*Goal:* Copy out each line of the listing that has the word "title" in it.

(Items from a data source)
====================
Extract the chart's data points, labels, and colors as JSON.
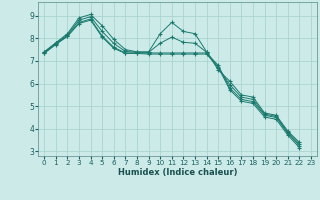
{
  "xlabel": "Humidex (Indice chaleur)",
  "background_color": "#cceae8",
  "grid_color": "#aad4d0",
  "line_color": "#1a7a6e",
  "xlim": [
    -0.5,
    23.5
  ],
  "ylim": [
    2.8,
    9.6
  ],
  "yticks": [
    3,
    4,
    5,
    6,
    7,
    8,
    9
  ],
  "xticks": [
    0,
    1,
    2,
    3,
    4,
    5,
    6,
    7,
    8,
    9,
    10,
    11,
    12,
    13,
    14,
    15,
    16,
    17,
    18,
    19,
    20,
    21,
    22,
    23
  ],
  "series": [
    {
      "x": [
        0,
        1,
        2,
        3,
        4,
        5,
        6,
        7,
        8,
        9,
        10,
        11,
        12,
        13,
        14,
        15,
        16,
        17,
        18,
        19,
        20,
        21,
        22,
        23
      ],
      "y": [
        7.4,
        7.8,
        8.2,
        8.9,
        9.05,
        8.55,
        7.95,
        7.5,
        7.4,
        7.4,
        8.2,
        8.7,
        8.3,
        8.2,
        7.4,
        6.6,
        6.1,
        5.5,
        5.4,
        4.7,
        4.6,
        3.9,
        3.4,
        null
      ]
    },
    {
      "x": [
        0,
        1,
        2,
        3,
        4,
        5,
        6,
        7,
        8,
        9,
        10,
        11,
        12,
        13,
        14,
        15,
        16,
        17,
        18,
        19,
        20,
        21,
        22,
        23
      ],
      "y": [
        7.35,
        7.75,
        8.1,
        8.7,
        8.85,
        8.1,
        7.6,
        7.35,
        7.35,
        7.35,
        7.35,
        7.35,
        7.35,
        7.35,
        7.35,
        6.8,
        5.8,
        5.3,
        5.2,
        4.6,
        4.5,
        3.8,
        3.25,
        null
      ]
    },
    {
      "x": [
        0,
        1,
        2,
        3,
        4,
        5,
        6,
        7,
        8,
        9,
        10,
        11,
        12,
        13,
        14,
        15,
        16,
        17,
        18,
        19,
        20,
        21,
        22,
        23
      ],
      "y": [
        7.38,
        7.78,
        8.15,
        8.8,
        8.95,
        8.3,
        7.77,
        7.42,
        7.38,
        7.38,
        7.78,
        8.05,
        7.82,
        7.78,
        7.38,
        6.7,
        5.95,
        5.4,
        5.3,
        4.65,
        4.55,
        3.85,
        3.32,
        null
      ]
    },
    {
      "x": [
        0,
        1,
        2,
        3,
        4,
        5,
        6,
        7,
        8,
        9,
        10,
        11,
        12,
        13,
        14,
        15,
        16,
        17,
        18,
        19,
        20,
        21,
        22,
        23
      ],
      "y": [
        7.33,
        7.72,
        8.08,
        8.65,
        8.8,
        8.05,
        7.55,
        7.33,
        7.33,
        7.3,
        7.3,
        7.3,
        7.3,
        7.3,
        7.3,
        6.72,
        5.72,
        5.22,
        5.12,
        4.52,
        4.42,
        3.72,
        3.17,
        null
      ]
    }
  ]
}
====================
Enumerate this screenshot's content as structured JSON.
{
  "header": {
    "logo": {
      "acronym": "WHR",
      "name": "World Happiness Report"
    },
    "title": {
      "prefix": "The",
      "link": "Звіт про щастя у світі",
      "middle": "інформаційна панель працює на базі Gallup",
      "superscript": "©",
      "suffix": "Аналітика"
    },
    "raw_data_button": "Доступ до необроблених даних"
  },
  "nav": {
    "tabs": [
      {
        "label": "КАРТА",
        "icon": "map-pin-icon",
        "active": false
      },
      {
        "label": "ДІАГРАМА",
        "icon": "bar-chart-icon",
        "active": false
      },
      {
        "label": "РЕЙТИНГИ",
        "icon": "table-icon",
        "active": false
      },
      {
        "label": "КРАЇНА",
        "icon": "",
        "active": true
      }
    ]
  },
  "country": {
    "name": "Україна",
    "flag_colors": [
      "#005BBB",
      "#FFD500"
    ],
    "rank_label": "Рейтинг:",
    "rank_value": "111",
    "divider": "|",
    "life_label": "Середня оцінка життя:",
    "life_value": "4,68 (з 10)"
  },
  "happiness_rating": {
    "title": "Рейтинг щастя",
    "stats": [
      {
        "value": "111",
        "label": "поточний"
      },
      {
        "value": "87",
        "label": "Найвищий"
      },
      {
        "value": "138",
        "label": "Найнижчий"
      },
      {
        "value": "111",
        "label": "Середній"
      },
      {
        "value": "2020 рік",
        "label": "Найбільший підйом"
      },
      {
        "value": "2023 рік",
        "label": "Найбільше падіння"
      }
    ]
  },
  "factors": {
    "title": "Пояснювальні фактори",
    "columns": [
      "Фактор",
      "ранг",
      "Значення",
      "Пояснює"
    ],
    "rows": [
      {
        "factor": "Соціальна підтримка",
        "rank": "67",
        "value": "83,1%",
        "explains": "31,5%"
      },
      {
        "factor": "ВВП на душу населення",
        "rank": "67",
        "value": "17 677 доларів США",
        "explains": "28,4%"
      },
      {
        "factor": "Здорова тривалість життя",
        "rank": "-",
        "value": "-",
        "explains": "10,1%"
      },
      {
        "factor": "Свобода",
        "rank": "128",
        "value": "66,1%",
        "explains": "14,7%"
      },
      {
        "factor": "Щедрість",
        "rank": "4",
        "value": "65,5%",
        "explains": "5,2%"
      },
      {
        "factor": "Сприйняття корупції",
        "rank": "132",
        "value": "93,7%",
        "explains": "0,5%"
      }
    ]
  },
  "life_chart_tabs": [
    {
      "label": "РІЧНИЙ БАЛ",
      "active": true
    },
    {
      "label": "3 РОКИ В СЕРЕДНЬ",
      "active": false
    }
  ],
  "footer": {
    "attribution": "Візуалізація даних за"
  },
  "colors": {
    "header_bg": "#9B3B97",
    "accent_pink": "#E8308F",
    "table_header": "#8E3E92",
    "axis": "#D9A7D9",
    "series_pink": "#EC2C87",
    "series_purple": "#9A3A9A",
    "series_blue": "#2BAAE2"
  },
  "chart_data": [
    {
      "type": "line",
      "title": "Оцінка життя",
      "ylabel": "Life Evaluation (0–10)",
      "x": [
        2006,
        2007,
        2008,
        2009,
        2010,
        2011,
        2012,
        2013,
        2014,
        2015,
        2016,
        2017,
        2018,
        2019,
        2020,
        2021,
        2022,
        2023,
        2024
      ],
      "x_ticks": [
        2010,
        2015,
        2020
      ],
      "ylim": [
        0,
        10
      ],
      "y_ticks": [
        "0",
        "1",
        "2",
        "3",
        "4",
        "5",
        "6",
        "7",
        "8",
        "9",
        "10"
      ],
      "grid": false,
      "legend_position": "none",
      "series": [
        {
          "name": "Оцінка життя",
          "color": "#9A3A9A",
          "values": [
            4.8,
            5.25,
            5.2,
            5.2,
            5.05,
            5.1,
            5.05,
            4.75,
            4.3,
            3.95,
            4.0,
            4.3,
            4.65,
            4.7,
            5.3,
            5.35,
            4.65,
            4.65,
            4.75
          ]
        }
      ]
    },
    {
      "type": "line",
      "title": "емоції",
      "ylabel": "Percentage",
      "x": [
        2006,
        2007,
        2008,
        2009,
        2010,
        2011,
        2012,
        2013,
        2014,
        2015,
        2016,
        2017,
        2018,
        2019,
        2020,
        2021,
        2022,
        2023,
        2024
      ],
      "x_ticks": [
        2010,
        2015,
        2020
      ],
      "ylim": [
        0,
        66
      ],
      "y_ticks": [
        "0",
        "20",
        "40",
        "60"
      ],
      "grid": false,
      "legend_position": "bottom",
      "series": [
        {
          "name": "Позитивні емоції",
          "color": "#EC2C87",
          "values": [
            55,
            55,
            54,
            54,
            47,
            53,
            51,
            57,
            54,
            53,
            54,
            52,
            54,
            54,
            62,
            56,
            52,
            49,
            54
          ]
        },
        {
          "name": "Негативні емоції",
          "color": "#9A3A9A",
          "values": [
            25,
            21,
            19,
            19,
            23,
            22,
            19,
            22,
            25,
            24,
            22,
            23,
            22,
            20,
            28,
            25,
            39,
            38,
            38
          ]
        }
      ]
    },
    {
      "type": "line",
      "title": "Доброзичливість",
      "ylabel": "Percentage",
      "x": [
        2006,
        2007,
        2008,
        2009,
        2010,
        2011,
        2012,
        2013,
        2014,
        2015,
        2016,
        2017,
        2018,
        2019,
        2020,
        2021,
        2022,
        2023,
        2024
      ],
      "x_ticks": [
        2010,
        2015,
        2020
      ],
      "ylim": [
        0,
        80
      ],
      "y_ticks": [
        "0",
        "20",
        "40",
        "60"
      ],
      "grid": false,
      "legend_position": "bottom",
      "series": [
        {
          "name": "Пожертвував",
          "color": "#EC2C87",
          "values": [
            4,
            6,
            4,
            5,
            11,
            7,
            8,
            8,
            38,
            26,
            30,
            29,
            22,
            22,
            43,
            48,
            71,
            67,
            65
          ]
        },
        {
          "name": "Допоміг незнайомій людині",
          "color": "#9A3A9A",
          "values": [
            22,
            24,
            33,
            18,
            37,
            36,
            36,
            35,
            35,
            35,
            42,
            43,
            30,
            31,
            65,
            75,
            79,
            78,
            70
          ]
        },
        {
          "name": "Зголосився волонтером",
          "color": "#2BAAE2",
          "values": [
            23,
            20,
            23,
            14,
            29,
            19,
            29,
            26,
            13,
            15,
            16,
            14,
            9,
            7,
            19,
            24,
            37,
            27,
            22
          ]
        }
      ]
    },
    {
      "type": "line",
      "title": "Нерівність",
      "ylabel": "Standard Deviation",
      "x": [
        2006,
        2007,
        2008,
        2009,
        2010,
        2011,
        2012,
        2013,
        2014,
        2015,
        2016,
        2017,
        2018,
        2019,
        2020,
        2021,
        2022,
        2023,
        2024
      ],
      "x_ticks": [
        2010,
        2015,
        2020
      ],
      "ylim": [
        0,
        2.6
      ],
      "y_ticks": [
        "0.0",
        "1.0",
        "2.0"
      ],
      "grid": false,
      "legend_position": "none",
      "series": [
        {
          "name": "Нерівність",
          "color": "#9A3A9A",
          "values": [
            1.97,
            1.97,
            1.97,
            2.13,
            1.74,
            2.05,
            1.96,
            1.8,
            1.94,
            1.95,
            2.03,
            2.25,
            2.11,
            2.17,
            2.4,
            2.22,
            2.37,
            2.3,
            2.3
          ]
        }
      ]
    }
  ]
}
====================
*Response below:*
    "title": {
    "title": "Рейтинг щастя",
    "title": "Пояснювальні фактори",
      "title": "Оцінка життя",
      "title": "емоції",
      "title": "Доброзичливість",
      "title": "Нерівність",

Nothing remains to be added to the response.